• _Supplied records_:
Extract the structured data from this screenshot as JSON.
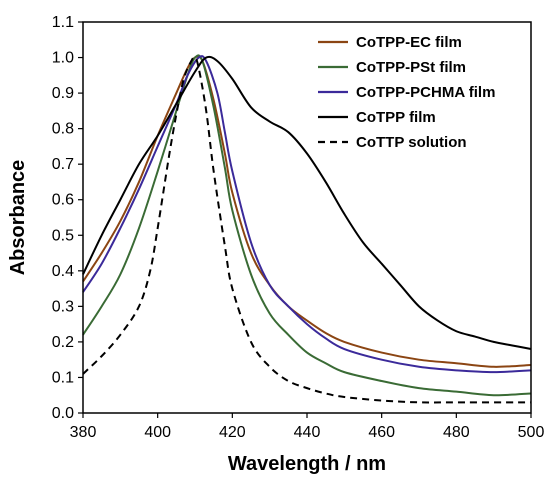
{
  "chart_data": {
    "type": "line",
    "title": "",
    "xlabel": "Wavelength / nm",
    "ylabel": "Absorbance",
    "xlim": [
      380,
      500
    ],
    "ylim": [
      0,
      1.1
    ],
    "x_ticks": [
      380,
      400,
      420,
      440,
      460,
      480,
      500
    ],
    "y_ticks": [
      0.0,
      0.1,
      0.2,
      0.3,
      0.4,
      0.5,
      0.6,
      0.7,
      0.8,
      0.9,
      1.0,
      1.1
    ],
    "x_tick_labels": [
      "380",
      "400",
      "420",
      "440",
      "460",
      "480",
      "500"
    ],
    "y_tick_labels": [
      "0.0",
      "0.1",
      "0.2",
      "0.3",
      "0.4",
      "0.5",
      "0.6",
      "0.7",
      "0.8",
      "0.9",
      "1.0",
      "1.1"
    ],
    "grid": false,
    "legend_position": "top-right",
    "series": [
      {
        "name": "CoTPP-EC film",
        "color": "#8B4513",
        "dash": "solid",
        "points": [
          [
            380,
            0.37
          ],
          [
            385,
            0.45
          ],
          [
            390,
            0.54
          ],
          [
            395,
            0.65
          ],
          [
            400,
            0.78
          ],
          [
            405,
            0.9
          ],
          [
            408,
            0.97
          ],
          [
            410,
            1.0
          ],
          [
            412,
            0.99
          ],
          [
            415,
            0.88
          ],
          [
            418,
            0.73
          ],
          [
            420,
            0.62
          ],
          [
            425,
            0.45
          ],
          [
            430,
            0.36
          ],
          [
            435,
            0.3
          ],
          [
            440,
            0.26
          ],
          [
            445,
            0.225
          ],
          [
            450,
            0.2
          ],
          [
            460,
            0.17
          ],
          [
            470,
            0.15
          ],
          [
            480,
            0.14
          ],
          [
            490,
            0.13
          ],
          [
            500,
            0.135
          ]
        ]
      },
      {
        "name": "CoTPP-PSt film",
        "color": "#3A6B35",
        "dash": "solid",
        "points": [
          [
            380,
            0.22
          ],
          [
            385,
            0.3
          ],
          [
            390,
            0.39
          ],
          [
            395,
            0.52
          ],
          [
            400,
            0.68
          ],
          [
            405,
            0.85
          ],
          [
            408,
            0.95
          ],
          [
            410,
            1.0
          ],
          [
            412,
            0.99
          ],
          [
            415,
            0.86
          ],
          [
            418,
            0.69
          ],
          [
            420,
            0.57
          ],
          [
            425,
            0.39
          ],
          [
            430,
            0.28
          ],
          [
            435,
            0.22
          ],
          [
            440,
            0.17
          ],
          [
            445,
            0.14
          ],
          [
            450,
            0.115
          ],
          [
            460,
            0.09
          ],
          [
            470,
            0.07
          ],
          [
            480,
            0.06
          ],
          [
            490,
            0.05
          ],
          [
            500,
            0.055
          ]
        ]
      },
      {
        "name": "CoTPP-PCHMA film",
        "color": "#3B2A9A",
        "dash": "solid",
        "points": [
          [
            380,
            0.34
          ],
          [
            385,
            0.42
          ],
          [
            390,
            0.52
          ],
          [
            395,
            0.63
          ],
          [
            400,
            0.75
          ],
          [
            405,
            0.87
          ],
          [
            408,
            0.95
          ],
          [
            411,
            1.0
          ],
          [
            413,
            0.99
          ],
          [
            416,
            0.9
          ],
          [
            418,
            0.79
          ],
          [
            420,
            0.68
          ],
          [
            425,
            0.48
          ],
          [
            430,
            0.36
          ],
          [
            435,
            0.3
          ],
          [
            440,
            0.25
          ],
          [
            445,
            0.21
          ],
          [
            450,
            0.18
          ],
          [
            460,
            0.15
          ],
          [
            470,
            0.13
          ],
          [
            480,
            0.12
          ],
          [
            490,
            0.115
          ],
          [
            500,
            0.12
          ]
        ]
      },
      {
        "name": "CoTPP film",
        "color": "#000000",
        "dash": "solid",
        "points": [
          [
            380,
            0.39
          ],
          [
            385,
            0.5
          ],
          [
            390,
            0.6
          ],
          [
            395,
            0.7
          ],
          [
            400,
            0.78
          ],
          [
            405,
            0.87
          ],
          [
            410,
            0.96
          ],
          [
            413,
            1.0
          ],
          [
            416,
            0.99
          ],
          [
            420,
            0.94
          ],
          [
            425,
            0.86
          ],
          [
            430,
            0.82
          ],
          [
            435,
            0.79
          ],
          [
            440,
            0.73
          ],
          [
            445,
            0.65
          ],
          [
            450,
            0.56
          ],
          [
            455,
            0.48
          ],
          [
            460,
            0.42
          ],
          [
            465,
            0.36
          ],
          [
            470,
            0.3
          ],
          [
            475,
            0.26
          ],
          [
            480,
            0.23
          ],
          [
            485,
            0.215
          ],
          [
            490,
            0.2
          ],
          [
            495,
            0.19
          ],
          [
            500,
            0.18
          ]
        ]
      },
      {
        "name": "CoTTP solution",
        "color": "#000000",
        "dash": "dashed",
        "points": [
          [
            380,
            0.11
          ],
          [
            385,
            0.16
          ],
          [
            390,
            0.22
          ],
          [
            395,
            0.3
          ],
          [
            398,
            0.4
          ],
          [
            400,
            0.52
          ],
          [
            403,
            0.72
          ],
          [
            405,
            0.84
          ],
          [
            407,
            0.94
          ],
          [
            409,
            0.99
          ],
          [
            410,
            1.0
          ],
          [
            411,
            0.97
          ],
          [
            413,
            0.85
          ],
          [
            415,
            0.68
          ],
          [
            418,
            0.47
          ],
          [
            420,
            0.35
          ],
          [
            425,
            0.2
          ],
          [
            430,
            0.13
          ],
          [
            435,
            0.09
          ],
          [
            440,
            0.07
          ],
          [
            445,
            0.055
          ],
          [
            450,
            0.045
          ],
          [
            460,
            0.035
          ],
          [
            470,
            0.03
          ],
          [
            480,
            0.03
          ],
          [
            500,
            0.03
          ]
        ]
      }
    ]
  }
}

• _Set exercise_:
Using the material above, set down every line exactly, but skip the pictures.

• _Written solution_:
Extract the structured data from this screenshot as JSON.
{
  "chart_data": {
    "type": "line",
    "title": "",
    "xlabel": "Wavelength / nm",
    "ylabel": "Absorbance",
    "xlim": [
      380,
      500
    ],
    "ylim": [
      0,
      1.1
    ],
    "x_ticks": [
      380,
      400,
      420,
      440,
      460,
      480,
      500
    ],
    "y_ticks": [
      0.0,
      0.1,
      0.2,
      0.3,
      0.4,
      0.5,
      0.6,
      0.7,
      0.8,
      0.9,
      1.0,
      1.1
    ],
    "x_tick_labels": [
      "380",
      "400",
      "420",
      "440",
      "460",
      "480",
      "500"
    ],
    "y_tick_labels": [
      "0.0",
      "0.1",
      "0.2",
      "0.3",
      "0.4",
      "0.5",
      "0.6",
      "0.7",
      "0.8",
      "0.9",
      "1.0",
      "1.1"
    ],
    "grid": false,
    "legend_position": "top-right",
    "series": [
      {
        "name": "CoTPP-EC film",
        "color": "#8B4513",
        "dash": "solid",
        "points": [
          [
            380,
            0.37
          ],
          [
            385,
            0.45
          ],
          [
            390,
            0.54
          ],
          [
            395,
            0.65
          ],
          [
            400,
            0.78
          ],
          [
            405,
            0.9
          ],
          [
            408,
            0.97
          ],
          [
            410,
            1.0
          ],
          [
            412,
            0.99
          ],
          [
            415,
            0.88
          ],
          [
            418,
            0.73
          ],
          [
            420,
            0.62
          ],
          [
            425,
            0.45
          ],
          [
            430,
            0.36
          ],
          [
            435,
            0.3
          ],
          [
            440,
            0.26
          ],
          [
            445,
            0.225
          ],
          [
            450,
            0.2
          ],
          [
            460,
            0.17
          ],
          [
            470,
            0.15
          ],
          [
            480,
            0.14
          ],
          [
            490,
            0.13
          ],
          [
            500,
            0.135
          ]
        ]
      },
      {
        "name": "CoTPP-PSt film",
        "color": "#3A6B35",
        "dash": "solid",
        "points": [
          [
            380,
            0.22
          ],
          [
            385,
            0.3
          ],
          [
            390,
            0.39
          ],
          [
            395,
            0.52
          ],
          [
            400,
            0.68
          ],
          [
            405,
            0.85
          ],
          [
            408,
            0.95
          ],
          [
            410,
            1.0
          ],
          [
            412,
            0.99
          ],
          [
            415,
            0.86
          ],
          [
            418,
            0.69
          ],
          [
            420,
            0.57
          ],
          [
            425,
            0.39
          ],
          [
            430,
            0.28
          ],
          [
            435,
            0.22
          ],
          [
            440,
            0.17
          ],
          [
            445,
            0.14
          ],
          [
            450,
            0.115
          ],
          [
            460,
            0.09
          ],
          [
            470,
            0.07
          ],
          [
            480,
            0.06
          ],
          [
            490,
            0.05
          ],
          [
            500,
            0.055
          ]
        ]
      },
      {
        "name": "CoTPP-PCHMA film",
        "color": "#3B2A9A",
        "dash": "solid",
        "points": [
          [
            380,
            0.34
          ],
          [
            385,
            0.42
          ],
          [
            390,
            0.52
          ],
          [
            395,
            0.63
          ],
          [
            400,
            0.75
          ],
          [
            405,
            0.87
          ],
          [
            408,
            0.95
          ],
          [
            411,
            1.0
          ],
          [
            413,
            0.99
          ],
          [
            416,
            0.9
          ],
          [
            418,
            0.79
          ],
          [
            420,
            0.68
          ],
          [
            425,
            0.48
          ],
          [
            430,
            0.36
          ],
          [
            435,
            0.3
          ],
          [
            440,
            0.25
          ],
          [
            445,
            0.21
          ],
          [
            450,
            0.18
          ],
          [
            460,
            0.15
          ],
          [
            470,
            0.13
          ],
          [
            480,
            0.12
          ],
          [
            490,
            0.115
          ],
          [
            500,
            0.12
          ]
        ]
      },
      {
        "name": "CoTPP film",
        "color": "#000000",
        "dash": "solid",
        "points": [
          [
            380,
            0.39
          ],
          [
            385,
            0.5
          ],
          [
            390,
            0.6
          ],
          [
            395,
            0.7
          ],
          [
            400,
            0.78
          ],
          [
            405,
            0.87
          ],
          [
            410,
            0.96
          ],
          [
            413,
            1.0
          ],
          [
            416,
            0.99
          ],
          [
            420,
            0.94
          ],
          [
            425,
            0.86
          ],
          [
            430,
            0.82
          ],
          [
            435,
            0.79
          ],
          [
            440,
            0.73
          ],
          [
            445,
            0.65
          ],
          [
            450,
            0.56
          ],
          [
            455,
            0.48
          ],
          [
            460,
            0.42
          ],
          [
            465,
            0.36
          ],
          [
            470,
            0.3
          ],
          [
            475,
            0.26
          ],
          [
            480,
            0.23
          ],
          [
            485,
            0.215
          ],
          [
            490,
            0.2
          ],
          [
            495,
            0.19
          ],
          [
            500,
            0.18
          ]
        ]
      },
      {
        "name": "CoTTP solution",
        "color": "#000000",
        "dash": "dashed",
        "points": [
          [
            380,
            0.11
          ],
          [
            385,
            0.16
          ],
          [
            390,
            0.22
          ],
          [
            395,
            0.3
          ],
          [
            398,
            0.4
          ],
          [
            400,
            0.52
          ],
          [
            403,
            0.72
          ],
          [
            405,
            0.84
          ],
          [
            407,
            0.94
          ],
          [
            409,
            0.99
          ],
          [
            410,
            1.0
          ],
          [
            411,
            0.97
          ],
          [
            413,
            0.85
          ],
          [
            415,
            0.68
          ],
          [
            418,
            0.47
          ],
          [
            420,
            0.35
          ],
          [
            425,
            0.2
          ],
          [
            430,
            0.13
          ],
          [
            435,
            0.09
          ],
          [
            440,
            0.07
          ],
          [
            445,
            0.055
          ],
          [
            450,
            0.045
          ],
          [
            460,
            0.035
          ],
          [
            470,
            0.03
          ],
          [
            480,
            0.03
          ],
          [
            500,
            0.03
          ]
        ]
      }
    ]
  }
}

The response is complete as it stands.